**INFORMATION PROVIDED**
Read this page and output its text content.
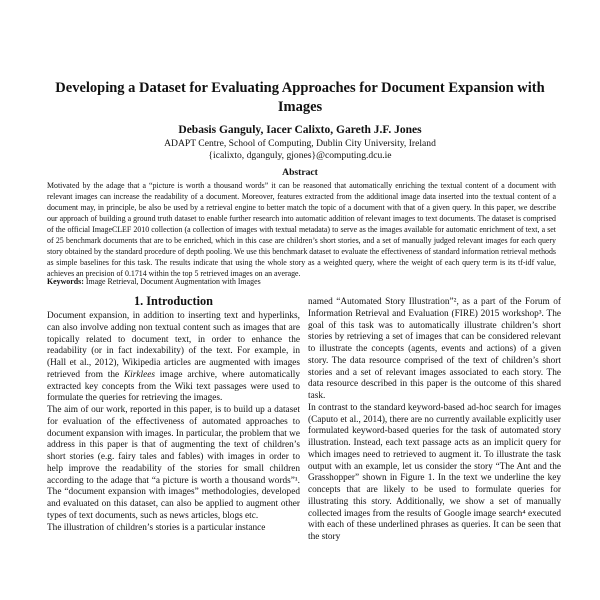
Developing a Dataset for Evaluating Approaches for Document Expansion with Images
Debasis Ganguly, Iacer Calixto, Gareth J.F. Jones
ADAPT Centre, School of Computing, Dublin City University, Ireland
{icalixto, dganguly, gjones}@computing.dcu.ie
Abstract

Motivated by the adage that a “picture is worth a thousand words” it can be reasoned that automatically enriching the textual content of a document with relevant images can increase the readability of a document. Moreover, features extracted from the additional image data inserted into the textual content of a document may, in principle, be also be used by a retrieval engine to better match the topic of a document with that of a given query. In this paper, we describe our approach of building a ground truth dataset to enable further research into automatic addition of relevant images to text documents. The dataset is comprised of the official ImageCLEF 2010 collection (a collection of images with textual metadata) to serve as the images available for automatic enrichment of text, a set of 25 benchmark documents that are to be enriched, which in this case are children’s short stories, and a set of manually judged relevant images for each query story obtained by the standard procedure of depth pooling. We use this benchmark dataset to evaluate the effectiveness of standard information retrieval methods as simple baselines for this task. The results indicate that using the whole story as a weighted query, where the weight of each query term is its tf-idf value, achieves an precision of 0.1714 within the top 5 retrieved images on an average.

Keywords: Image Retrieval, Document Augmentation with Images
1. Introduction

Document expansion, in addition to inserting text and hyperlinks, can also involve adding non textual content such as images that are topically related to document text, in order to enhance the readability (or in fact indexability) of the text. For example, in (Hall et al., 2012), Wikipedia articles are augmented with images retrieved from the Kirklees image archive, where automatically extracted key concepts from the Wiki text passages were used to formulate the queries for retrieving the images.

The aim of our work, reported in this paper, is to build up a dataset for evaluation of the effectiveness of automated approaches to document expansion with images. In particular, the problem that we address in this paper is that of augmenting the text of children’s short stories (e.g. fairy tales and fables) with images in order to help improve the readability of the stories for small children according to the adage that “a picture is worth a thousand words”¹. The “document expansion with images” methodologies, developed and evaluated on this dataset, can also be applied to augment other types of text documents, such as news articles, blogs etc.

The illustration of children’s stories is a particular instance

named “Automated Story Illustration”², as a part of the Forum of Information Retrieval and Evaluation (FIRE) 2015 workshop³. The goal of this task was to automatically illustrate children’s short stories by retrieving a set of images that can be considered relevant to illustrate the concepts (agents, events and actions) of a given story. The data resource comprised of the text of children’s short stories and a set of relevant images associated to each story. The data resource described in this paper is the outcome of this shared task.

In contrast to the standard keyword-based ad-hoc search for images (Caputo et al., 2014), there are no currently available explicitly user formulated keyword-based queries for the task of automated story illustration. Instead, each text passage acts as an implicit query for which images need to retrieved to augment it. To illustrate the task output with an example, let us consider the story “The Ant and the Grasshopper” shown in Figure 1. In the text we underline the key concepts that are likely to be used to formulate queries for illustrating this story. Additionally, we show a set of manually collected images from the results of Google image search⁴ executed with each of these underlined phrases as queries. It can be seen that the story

* * *

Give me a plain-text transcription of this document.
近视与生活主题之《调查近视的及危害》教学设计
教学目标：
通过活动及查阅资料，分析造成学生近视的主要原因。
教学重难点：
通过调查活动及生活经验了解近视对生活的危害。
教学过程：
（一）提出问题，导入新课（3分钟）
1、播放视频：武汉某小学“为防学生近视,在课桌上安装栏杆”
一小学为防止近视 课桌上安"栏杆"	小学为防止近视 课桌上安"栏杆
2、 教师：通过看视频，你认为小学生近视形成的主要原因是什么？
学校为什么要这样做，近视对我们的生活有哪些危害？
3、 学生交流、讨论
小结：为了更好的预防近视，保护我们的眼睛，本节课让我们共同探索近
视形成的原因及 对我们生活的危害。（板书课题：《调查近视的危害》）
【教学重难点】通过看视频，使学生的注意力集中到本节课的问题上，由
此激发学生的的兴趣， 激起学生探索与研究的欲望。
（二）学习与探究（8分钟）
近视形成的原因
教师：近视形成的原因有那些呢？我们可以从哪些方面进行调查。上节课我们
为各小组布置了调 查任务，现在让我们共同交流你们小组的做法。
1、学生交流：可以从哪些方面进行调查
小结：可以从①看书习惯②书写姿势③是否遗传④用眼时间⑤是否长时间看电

**WHAT THE TASK REQUIRES**
Look through the entries above and report each line where the string "通过看视频" occurs.

**CORRECT OUTPUT**
2、 教师：通过看视频，你认为小学生近视形成的主要原因是什么？
【教学重难点】通过看视频，使学生的注意力集中到本节课的问题上，由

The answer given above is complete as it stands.